(Excerpts from a figure dataset)

***

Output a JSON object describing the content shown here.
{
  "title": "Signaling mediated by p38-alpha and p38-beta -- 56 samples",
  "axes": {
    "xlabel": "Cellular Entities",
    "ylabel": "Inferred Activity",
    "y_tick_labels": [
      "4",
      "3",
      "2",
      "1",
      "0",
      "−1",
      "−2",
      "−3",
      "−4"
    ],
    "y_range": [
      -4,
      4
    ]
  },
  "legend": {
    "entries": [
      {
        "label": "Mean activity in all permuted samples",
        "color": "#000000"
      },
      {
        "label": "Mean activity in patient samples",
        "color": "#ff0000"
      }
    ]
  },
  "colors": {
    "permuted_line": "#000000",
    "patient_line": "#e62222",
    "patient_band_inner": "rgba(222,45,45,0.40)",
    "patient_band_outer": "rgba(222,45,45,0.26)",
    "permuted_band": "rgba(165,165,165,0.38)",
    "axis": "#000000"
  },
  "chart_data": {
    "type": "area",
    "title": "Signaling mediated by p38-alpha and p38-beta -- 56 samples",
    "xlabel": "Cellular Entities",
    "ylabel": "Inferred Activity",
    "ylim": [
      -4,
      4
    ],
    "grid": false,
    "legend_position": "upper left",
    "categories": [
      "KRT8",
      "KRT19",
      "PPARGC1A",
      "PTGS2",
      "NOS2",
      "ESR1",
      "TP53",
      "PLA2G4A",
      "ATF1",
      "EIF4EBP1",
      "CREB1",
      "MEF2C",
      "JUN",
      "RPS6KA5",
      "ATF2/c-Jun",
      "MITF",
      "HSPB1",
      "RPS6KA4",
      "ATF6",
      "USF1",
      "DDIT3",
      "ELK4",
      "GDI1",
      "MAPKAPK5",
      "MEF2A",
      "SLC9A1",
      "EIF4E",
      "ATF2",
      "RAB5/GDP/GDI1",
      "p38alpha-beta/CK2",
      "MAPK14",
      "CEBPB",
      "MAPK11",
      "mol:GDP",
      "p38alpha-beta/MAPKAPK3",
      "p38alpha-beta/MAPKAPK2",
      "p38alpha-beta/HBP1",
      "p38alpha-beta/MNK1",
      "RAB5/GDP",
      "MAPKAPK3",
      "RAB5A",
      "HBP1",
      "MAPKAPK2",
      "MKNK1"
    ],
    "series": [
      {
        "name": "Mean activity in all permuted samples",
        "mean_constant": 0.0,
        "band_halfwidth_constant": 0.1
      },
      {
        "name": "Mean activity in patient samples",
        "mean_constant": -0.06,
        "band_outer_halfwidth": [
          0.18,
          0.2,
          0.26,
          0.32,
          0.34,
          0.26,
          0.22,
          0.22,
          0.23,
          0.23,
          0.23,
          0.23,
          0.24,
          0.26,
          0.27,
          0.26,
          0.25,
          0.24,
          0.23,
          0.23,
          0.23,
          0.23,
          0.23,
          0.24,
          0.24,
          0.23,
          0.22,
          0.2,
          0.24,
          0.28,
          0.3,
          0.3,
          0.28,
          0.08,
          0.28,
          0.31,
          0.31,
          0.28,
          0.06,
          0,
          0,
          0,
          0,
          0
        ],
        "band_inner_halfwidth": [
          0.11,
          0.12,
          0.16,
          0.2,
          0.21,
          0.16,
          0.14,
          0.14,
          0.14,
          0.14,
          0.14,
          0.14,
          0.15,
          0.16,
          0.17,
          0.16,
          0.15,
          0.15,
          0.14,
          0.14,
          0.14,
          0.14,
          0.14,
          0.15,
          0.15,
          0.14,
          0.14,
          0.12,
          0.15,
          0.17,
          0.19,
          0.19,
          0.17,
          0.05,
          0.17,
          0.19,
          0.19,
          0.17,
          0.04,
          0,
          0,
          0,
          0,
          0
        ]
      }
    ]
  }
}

***

Can you give every line above again, exactly as written?

FULL SOLUTION
Output a JSON object describing the content shown here.
{
  "title": "Signaling mediated by p38-alpha and p38-beta -- 56 samples",
  "axes": {
    "xlabel": "Cellular Entities",
    "ylabel": "Inferred Activity",
    "y_tick_labels": [
      "4",
      "3",
      "2",
      "1",
      "0",
      "−1",
      "−2",
      "−3",
      "−4"
    ],
    "y_range": [
      -4,
      4
    ]
  },
  "legend": {
    "entries": [
      {
        "label": "Mean activity in all permuted samples",
        "color": "#000000"
      },
      {
        "label": "Mean activity in patient samples",
        "color": "#ff0000"
      }
    ]
  },
  "colors": {
    "permuted_line": "#000000",
    "patient_line": "#e62222",
    "patient_band_inner": "rgba(222,45,45,0.40)",
    "patient_band_outer": "rgba(222,45,45,0.26)",
    "permuted_band": "rgba(165,165,165,0.38)",
    "axis": "#000000"
  },
  "chart_data": {
    "type": "area",
    "title": "Signaling mediated by p38-alpha and p38-beta -- 56 samples",
    "xlabel": "Cellular Entities",
    "ylabel": "Inferred Activity",
    "ylim": [
      -4,
      4
    ],
    "grid": false,
    "legend_position": "upper left",
    "categories": [
      "KRT8",
      "KRT19",
      "PPARGC1A",
      "PTGS2",
      "NOS2",
      "ESR1",
      "TP53",
      "PLA2G4A",
      "ATF1",
      "EIF4EBP1",
      "CREB1",
      "MEF2C",
      "JUN",
      "RPS6KA5",
      "ATF2/c-Jun",
      "MITF",
      "HSPB1",
      "RPS6KA4",
      "ATF6",
      "USF1",
      "DDIT3",
      "ELK4",
      "GDI1",
      "MAPKAPK5",
      "MEF2A",
      "SLC9A1",
      "EIF4E",
      "ATF2",
      "RAB5/GDP/GDI1",
      "p38alpha-beta/CK2",
      "MAPK14",
      "CEBPB",
      "MAPK11",
      "mol:GDP",
      "p38alpha-beta/MAPKAPK3",
      "p38alpha-beta/MAPKAPK2",
      "p38alpha-beta/HBP1",
      "p38alpha-beta/MNK1",
      "RAB5/GDP",
      "MAPKAPK3",
      "RAB5A",
      "HBP1",
      "MAPKAPK2",
      "MKNK1"
    ],
    "series": [
      {
        "name": "Mean activity in all permuted samples",
        "mean_constant": 0.0,
        "band_halfwidth_constant": 0.1
      },
      {
        "name": "Mean activity in patient samples",
        "mean_constant": -0.06,
        "band_outer_halfwidth": [
          0.18,
          0.2,
          0.26,
          0.32,
          0.34,
          0.26,
          0.22,
          0.22,
          0.23,
          0.23,
          0.23,
          0.23,
          0.24,
          0.26,
          0.27,
          0.26,
          0.25,
          0.24,
          0.23,
          0.23,
          0.23,
          0.23,
          0.23,
          0.24,
          0.24,
          0.23,
          0.22,
          0.2,
          0.24,
          0.28,
          0.3,
          0.3,
          0.28,
          0.08,
          0.28,
          0.31,
          0.31,
          0.28,
          0.06,
          0,
          0,
          0,
          0,
          0
        ],
        "band_inner_halfwidth": [
          0.11,
          0.12,
          0.16,
          0.2,
          0.21,
          0.16,
          0.14,
          0.14,
          0.14,
          0.14,
          0.14,
          0.14,
          0.15,
          0.16,
          0.17,
          0.16,
          0.15,
          0.15,
          0.14,
          0.14,
          0.14,
          0.14,
          0.14,
          0.15,
          0.15,
          0.14,
          0.14,
          0.12,
          0.15,
          0.17,
          0.19,
          0.19,
          0.17,
          0.05,
          0.17,
          0.19,
          0.19,
          0.17,
          0.04,
          0,
          0,
          0,
          0,
          0
        ]
      }
    ]
  }
}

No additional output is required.